EXCERPTED PASSAGE:
'''
The decision maker in this case is the president of the agency. The final decision lied with him and the decision he was to make was supposed to be of benefit to the agency. The conflicting demands were the client insisting on Marilynn to design their promotional program while Marilynn on the other hand did not want to go against her personal ethics by doing that job since promoting radar and laser detectors according to her was not right since it led to increased road accidents and a lot of injury and suffering (Brody B. A., 2008). Another conflict arises between George an account executive and Marilynn whereby George had given his conditions and they stated that either Marilynn is fired from the agency because she refused to do the job he assigned her or he leaves. There was a very high probability that if he left then most of the loyal clients would follow him and the agency would lose most clients. Again if Marilynn was fired they would lose Marilynn and the client who insisted the company owed them Marilynn’s services (Calkins, 2011).
The initial ethical dilemma faced by the president of the agency was whether to fire Marilynn for refusing to undertake the job she was assigned by George or whether to retain her and lose George who would probably leave when she was retained (Calkins, 2002). Moreover, George would be followed by most of the loyal clients hence the company was at a risk of losing most of its clients. Firing Marilynn on the other hand was not ethical since she stood for her moral believes which was not bad and furthermore firing her would mean the client’s representative who preferred her services would be pissed off and would definitely find another agency to do for him what he required hence losing both Marilynn and the client (DeGrazia, 2002).
4. Utilitarian Approach
Utilitarian approach depends on a person’s ability to predict the outcome of an action and what will happen if he she decides to do so. This decision is based on benefiting the majority and not an individual (Foucault, 2008). There are two types of utilitarian that is; act utilitarian and rule utilitarian. Act utilitarian acts on benefiting the majority without considering personal concerns of a person or the public laws. Rule utilitarian on the other hand acts on benefiting the majority but takes into account the laws and personal concerns hence try so as to act in the most just and fair way possible (Gert, Culver, Clouser, 2009). Utilitarianism therefore takes the decision that optimizes benefits to majority of the parties concerned to be the correct decision. This approach therefore requires that the president of the agency to make an ethical decision that will be of benefit to the majority of the concerned parties. The decisions will differ depending on the type of utilitarian approach he decides to use. He will be forced to weigh between loosing George and majority of the clients who were to follow him if he left or to loose Marilynn and the client who required her services (Geva, 2011). Using the act utilitarian the president would prefer to fire Marilynn and retain George so that the agency does not loose majority of its clients. Using the rule utilitarian the president would not prefer to loose Marilynn since he would consider her personal concerns hence would maybe talk to George to stay while he still retained Marilynn and shift her to operate under another account executive. Again he would talk to Marilynn and try convincing her to deliver her services to the client’s representative by designing the promotional materials even though it was against her moral believes. This decision was going to accommodate majority of the people concerned (Ilitis, 2011).
'''
WRITTEN TASK A: Report how many lines of the records contain the string "axis", matching case exactly, and give only that number.
WRITTEN TASK B: Pick up the passage on the agency president's ethical dilemma after its final sentence and carry it forward.

ENTRIES SHOWN:
'''
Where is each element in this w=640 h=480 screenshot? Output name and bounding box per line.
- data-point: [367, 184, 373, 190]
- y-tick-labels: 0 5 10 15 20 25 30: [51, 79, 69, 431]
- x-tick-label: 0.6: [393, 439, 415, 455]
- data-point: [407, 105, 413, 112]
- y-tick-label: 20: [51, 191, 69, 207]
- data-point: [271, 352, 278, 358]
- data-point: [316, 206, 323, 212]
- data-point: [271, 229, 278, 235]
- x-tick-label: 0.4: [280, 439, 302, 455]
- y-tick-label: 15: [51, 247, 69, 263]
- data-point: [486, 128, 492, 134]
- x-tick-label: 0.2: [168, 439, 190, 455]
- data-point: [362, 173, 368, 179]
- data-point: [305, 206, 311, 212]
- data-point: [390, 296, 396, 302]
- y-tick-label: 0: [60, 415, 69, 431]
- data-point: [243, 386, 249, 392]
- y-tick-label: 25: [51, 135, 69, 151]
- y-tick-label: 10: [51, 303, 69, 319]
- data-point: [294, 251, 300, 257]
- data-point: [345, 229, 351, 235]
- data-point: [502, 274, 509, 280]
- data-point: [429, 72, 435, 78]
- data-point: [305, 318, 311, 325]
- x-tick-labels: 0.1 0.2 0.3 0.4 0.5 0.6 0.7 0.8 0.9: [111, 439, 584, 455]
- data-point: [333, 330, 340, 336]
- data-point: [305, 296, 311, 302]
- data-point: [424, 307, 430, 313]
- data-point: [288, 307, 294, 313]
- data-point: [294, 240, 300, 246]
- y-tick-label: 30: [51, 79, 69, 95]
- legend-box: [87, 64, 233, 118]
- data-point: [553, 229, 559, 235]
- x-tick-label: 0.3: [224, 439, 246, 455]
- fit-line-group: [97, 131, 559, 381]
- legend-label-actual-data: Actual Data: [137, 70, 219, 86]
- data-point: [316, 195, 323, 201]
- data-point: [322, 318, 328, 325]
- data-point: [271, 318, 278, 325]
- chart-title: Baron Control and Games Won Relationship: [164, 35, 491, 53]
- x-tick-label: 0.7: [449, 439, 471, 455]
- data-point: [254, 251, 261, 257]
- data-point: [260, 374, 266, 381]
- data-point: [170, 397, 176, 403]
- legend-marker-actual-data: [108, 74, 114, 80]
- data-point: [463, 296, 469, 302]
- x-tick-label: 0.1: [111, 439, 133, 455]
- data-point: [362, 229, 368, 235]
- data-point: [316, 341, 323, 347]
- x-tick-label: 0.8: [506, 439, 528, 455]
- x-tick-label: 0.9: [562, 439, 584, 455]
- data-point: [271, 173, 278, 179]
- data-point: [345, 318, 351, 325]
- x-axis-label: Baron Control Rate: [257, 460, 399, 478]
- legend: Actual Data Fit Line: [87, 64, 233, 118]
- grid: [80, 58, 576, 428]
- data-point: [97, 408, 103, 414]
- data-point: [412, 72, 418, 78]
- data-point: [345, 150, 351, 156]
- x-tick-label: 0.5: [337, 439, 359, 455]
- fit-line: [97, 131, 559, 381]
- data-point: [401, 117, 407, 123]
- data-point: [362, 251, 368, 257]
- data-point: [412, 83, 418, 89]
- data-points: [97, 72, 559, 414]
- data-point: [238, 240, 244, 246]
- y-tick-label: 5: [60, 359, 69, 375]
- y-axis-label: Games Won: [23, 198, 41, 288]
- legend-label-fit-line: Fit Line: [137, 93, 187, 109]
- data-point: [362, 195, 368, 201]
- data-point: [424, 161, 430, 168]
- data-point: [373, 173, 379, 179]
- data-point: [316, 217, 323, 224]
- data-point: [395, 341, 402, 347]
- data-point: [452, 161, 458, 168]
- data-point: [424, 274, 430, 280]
'''
'''
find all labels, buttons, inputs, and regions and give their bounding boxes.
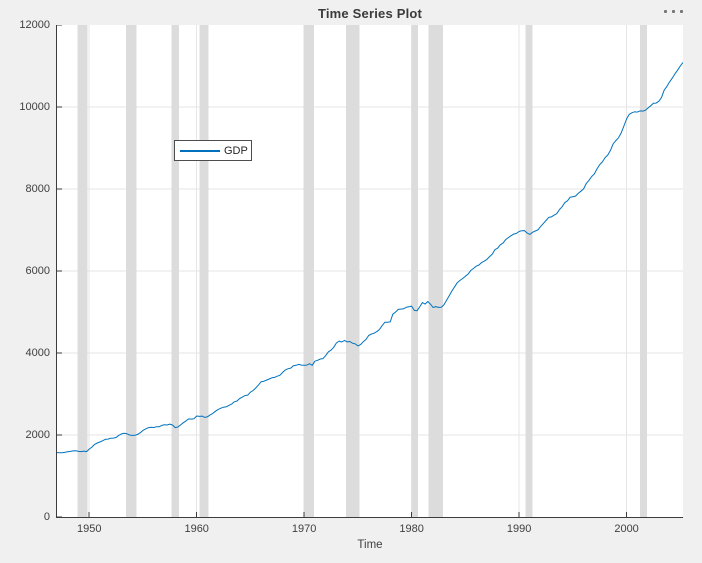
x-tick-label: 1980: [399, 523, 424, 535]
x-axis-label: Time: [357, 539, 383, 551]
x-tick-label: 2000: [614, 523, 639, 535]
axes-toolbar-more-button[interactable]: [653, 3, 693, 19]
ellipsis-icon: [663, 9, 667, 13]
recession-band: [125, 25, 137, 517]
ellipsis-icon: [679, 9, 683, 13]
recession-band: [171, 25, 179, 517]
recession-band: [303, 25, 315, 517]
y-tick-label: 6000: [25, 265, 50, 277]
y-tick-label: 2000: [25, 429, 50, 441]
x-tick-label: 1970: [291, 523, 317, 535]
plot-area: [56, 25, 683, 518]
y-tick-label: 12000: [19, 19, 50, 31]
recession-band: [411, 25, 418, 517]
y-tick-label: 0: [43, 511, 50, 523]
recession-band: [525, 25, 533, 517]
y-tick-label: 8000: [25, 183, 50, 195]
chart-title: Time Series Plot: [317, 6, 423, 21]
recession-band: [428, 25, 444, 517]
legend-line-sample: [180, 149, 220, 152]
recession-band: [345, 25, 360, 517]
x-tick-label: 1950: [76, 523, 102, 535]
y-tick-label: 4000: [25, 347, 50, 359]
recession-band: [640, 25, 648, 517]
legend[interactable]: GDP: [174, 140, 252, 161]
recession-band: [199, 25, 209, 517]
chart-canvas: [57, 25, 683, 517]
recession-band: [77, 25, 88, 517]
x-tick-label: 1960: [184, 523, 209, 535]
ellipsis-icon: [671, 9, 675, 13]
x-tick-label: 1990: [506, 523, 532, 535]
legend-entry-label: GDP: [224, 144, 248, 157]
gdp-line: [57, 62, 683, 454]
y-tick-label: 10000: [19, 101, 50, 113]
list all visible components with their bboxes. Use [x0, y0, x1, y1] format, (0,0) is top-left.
'''
REPLY A: 3

REPLY B:
This approach requires the decision maker to make decision that is ethically right and generally acceptable by the public. It focuses on human dignity and it says that humans are free to live the way they want and they have the right to democracy where they choose what they want and their decision should be respected. People are equal and so everyone should be treated equally and their rights respected just as they respect other people’s rights. In this approach, the president will therefore not see the need to fire Marilynn since it is unethical to do that. Rights approach takes into consideration individuals rights and concerns and so being that Marilynn had the right to refuse the job since it was against her moral believes, she did not deserve to be fired (Jonsen, 2011). She has the right to do only what she is comfortable doing and so she should not be punished for refusing to do the job since she had a tangible reason. Again the client had the right to be served and so it was not ethical to let him go because Marilynn refused to do the job. In this case the president considering this approach was to make a right and ethical decision.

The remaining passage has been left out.